"""

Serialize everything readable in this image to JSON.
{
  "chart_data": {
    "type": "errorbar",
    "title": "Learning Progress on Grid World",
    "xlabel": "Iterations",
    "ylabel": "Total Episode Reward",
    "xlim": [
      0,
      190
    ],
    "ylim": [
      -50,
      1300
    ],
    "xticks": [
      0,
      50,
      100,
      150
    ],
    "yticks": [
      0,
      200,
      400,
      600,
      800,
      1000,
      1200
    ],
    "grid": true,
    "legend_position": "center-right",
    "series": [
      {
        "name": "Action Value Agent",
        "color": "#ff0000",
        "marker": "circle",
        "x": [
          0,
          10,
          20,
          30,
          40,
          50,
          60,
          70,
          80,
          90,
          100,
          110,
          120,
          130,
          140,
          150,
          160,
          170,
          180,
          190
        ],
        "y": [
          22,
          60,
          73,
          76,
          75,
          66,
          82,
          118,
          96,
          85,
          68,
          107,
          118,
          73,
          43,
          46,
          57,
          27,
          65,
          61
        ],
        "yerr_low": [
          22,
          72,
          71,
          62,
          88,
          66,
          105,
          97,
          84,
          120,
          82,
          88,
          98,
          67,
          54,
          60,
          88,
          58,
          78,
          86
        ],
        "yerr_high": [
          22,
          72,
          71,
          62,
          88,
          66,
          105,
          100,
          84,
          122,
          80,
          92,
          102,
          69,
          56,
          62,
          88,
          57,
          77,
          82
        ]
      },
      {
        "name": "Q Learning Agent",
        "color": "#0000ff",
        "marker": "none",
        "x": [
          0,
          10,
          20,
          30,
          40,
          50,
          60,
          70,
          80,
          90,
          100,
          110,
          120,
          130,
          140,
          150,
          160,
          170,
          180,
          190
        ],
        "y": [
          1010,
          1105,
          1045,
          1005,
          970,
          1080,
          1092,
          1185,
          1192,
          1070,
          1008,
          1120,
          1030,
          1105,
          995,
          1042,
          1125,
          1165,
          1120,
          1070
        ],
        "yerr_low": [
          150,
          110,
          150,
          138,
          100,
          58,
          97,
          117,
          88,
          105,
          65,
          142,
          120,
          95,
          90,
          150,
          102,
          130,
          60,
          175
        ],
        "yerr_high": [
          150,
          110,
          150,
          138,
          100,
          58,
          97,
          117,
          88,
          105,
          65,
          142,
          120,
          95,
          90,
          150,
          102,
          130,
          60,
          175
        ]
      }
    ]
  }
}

"""

- _Prompt_: Scan the material line by line and report each one that contains "Agent".

- _Output of the exercise_:
        "name": "Action Value Agent",
        "name": "Q Learning Agent",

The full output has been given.